- _Given request_
Return all entries precisely as they stand, without the images.

::: Records shown

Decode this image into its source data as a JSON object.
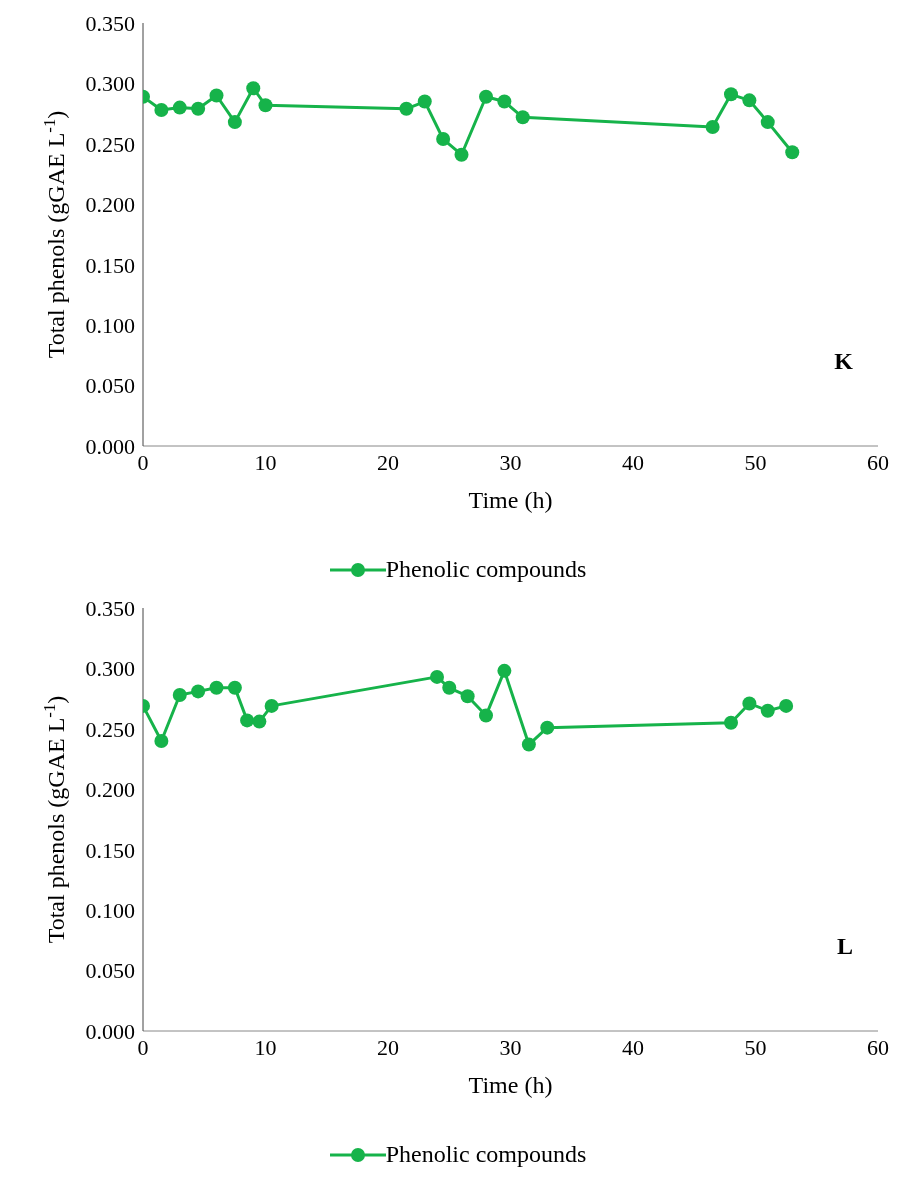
{
  "chart_data": [
    {
      "type": "line",
      "xlabel": "Time (h)",
      "ylabel": "Total phenols (gGAE L$^{-1}$)",
      "annotations": [
        "K"
      ],
      "xlim": [
        0,
        60
      ],
      "xticks": [
        0,
        10,
        20,
        30,
        40,
        50,
        60
      ],
      "ylim": [
        0,
        0.35
      ],
      "yticks": [
        {
          "value": 0,
          "label": "0.000"
        },
        {
          "value": 0.05,
          "label": "0.050"
        },
        {
          "value": 0.1,
          "label": "0.100"
        },
        {
          "value": 0.15,
          "label": "0.150"
        },
        {
          "value": 0.2,
          "label": "0.200"
        },
        {
          "value": 0.25,
          "label": "0.250"
        },
        {
          "value": 0.3,
          "label": "0.300"
        },
        {
          "value": 0.35,
          "label": "0.350"
        }
      ],
      "grid": false,
      "legend": "bottom",
      "marker": "circle",
      "line_style": "solid",
      "x": [
        0,
        1.5,
        3,
        4.5,
        6,
        7.5,
        9,
        10,
        21.5,
        23,
        24.5,
        26,
        28,
        29.5,
        31,
        46.5,
        48,
        49.5,
        51,
        53
      ],
      "series": [
        {
          "name": "Phenolic compounds",
          "color": "#16b34a",
          "values": [
            0.289,
            0.278,
            0.28,
            0.279,
            0.29,
            0.268,
            0.296,
            0.282,
            0.279,
            0.285,
            0.254,
            0.241,
            0.289,
            0.285,
            0.272,
            0.264,
            0.291,
            0.286,
            0.268,
            0.243
          ]
        }
      ]
    },
    {
      "type": "line",
      "xlabel": "Time (h)",
      "ylabel": "Total phenols (gGAE L$^{-1}$)",
      "annotations": [
        "L"
      ],
      "xlim": [
        0,
        60
      ],
      "xticks": [
        0,
        10,
        20,
        30,
        40,
        50,
        60
      ],
      "ylim": [
        0,
        0.35
      ],
      "yticks": [
        {
          "value": 0,
          "label": "0.000"
        },
        {
          "value": 0.05,
          "label": "0.050"
        },
        {
          "value": 0.1,
          "label": "0.100"
        },
        {
          "value": 0.15,
          "label": "0.150"
        },
        {
          "value": 0.2,
          "label": "0.200"
        },
        {
          "value": 0.25,
          "label": "0.250"
        },
        {
          "value": 0.3,
          "label": "0.300"
        },
        {
          "value": 0.35,
          "label": "0.350"
        }
      ],
      "grid": false,
      "legend": "bottom",
      "marker": "circle",
      "line_style": "solid",
      "x": [
        0,
        1.5,
        3,
        4.5,
        6,
        7.5,
        8.5,
        9.5,
        10.5,
        24,
        25,
        26.5,
        28,
        29.5,
        31.5,
        33,
        48,
        49.5,
        51,
        52.5
      ],
      "series": [
        {
          "name": "Phenolic compounds",
          "color": "#16b34a",
          "values": [
            0.269,
            0.24,
            0.278,
            0.281,
            0.284,
            0.284,
            0.257,
            0.256,
            0.269,
            0.293,
            0.284,
            0.277,
            0.261,
            0.298,
            0.237,
            0.251,
            0.255,
            0.271,
            0.265,
            0.269
          ]
        }
      ]
    }
  ]
}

::::::

- _Written solution_
Decode this image into its source data as a JSON object.
{
  "chart_data": [
    {
      "type": "line",
      "xlabel": "Time (h)",
      "ylabel": "Total phenols (gGAE L$^{-1}$)",
      "annotations": [
        "K"
      ],
      "xlim": [
        0,
        60
      ],
      "xticks": [
        0,
        10,
        20,
        30,
        40,
        50,
        60
      ],
      "ylim": [
        0,
        0.35
      ],
      "yticks": [
        {
          "value": 0,
          "label": "0.000"
        },
        {
          "value": 0.05,
          "label": "0.050"
        },
        {
          "value": 0.1,
          "label": "0.100"
        },
        {
          "value": 0.15,
          "label": "0.150"
        },
        {
          "value": 0.2,
          "label": "0.200"
        },
        {
          "value": 0.25,
          "label": "0.250"
        },
        {
          "value": 0.3,
          "label": "0.300"
        },
        {
          "value": 0.35,
          "label": "0.350"
        }
      ],
      "grid": false,
      "legend": "bottom",
      "marker": "circle",
      "line_style": "solid",
      "x": [
        0,
        1.5,
        3,
        4.5,
        6,
        7.5,
        9,
        10,
        21.5,
        23,
        24.5,
        26,
        28,
        29.5,
        31,
        46.5,
        48,
        49.5,
        51,
        53
      ],
      "series": [
        {
          "name": "Phenolic compounds",
          "color": "#16b34a",
          "values": [
            0.289,
            0.278,
            0.28,
            0.279,
            0.29,
            0.268,
            0.296,
            0.282,
            0.279,
            0.285,
            0.254,
            0.241,
            0.289,
            0.285,
            0.272,
            0.264,
            0.291,
            0.286,
            0.268,
            0.243
          ]
        }
      ]
    },
    {
      "type": "line",
      "xlabel": "Time (h)",
      "ylabel": "Total phenols (gGAE L$^{-1}$)",
      "annotations": [
        "L"
      ],
      "xlim": [
        0,
        60
      ],
      "xticks": [
        0,
        10,
        20,
        30,
        40,
        50,
        60
      ],
      "ylim": [
        0,
        0.35
      ],
      "yticks": [
        {
          "value": 0,
          "label": "0.000"
        },
        {
          "value": 0.05,
          "label": "0.050"
        },
        {
          "value": 0.1,
          "label": "0.100"
        },
        {
          "value": 0.15,
          "label": "0.150"
        },
        {
          "value": 0.2,
          "label": "0.200"
        },
        {
          "value": 0.25,
          "label": "0.250"
        },
        {
          "value": 0.3,
          "label": "0.300"
        },
        {
          "value": 0.35,
          "label": "0.350"
        }
      ],
      "grid": false,
      "legend": "bottom",
      "marker": "circle",
      "line_style": "solid",
      "x": [
        0,
        1.5,
        3,
        4.5,
        6,
        7.5,
        8.5,
        9.5,
        10.5,
        24,
        25,
        26.5,
        28,
        29.5,
        31.5,
        33,
        48,
        49.5,
        51,
        52.5
      ],
      "series": [
        {
          "name": "Phenolic compounds",
          "color": "#16b34a",
          "values": [
            0.269,
            0.24,
            0.278,
            0.281,
            0.284,
            0.284,
            0.257,
            0.256,
            0.269,
            0.293,
            0.284,
            0.277,
            0.261,
            0.298,
            0.237,
            0.251,
            0.255,
            0.271,
            0.265,
            0.269
          ]
        }
      ]
    }
  ]
}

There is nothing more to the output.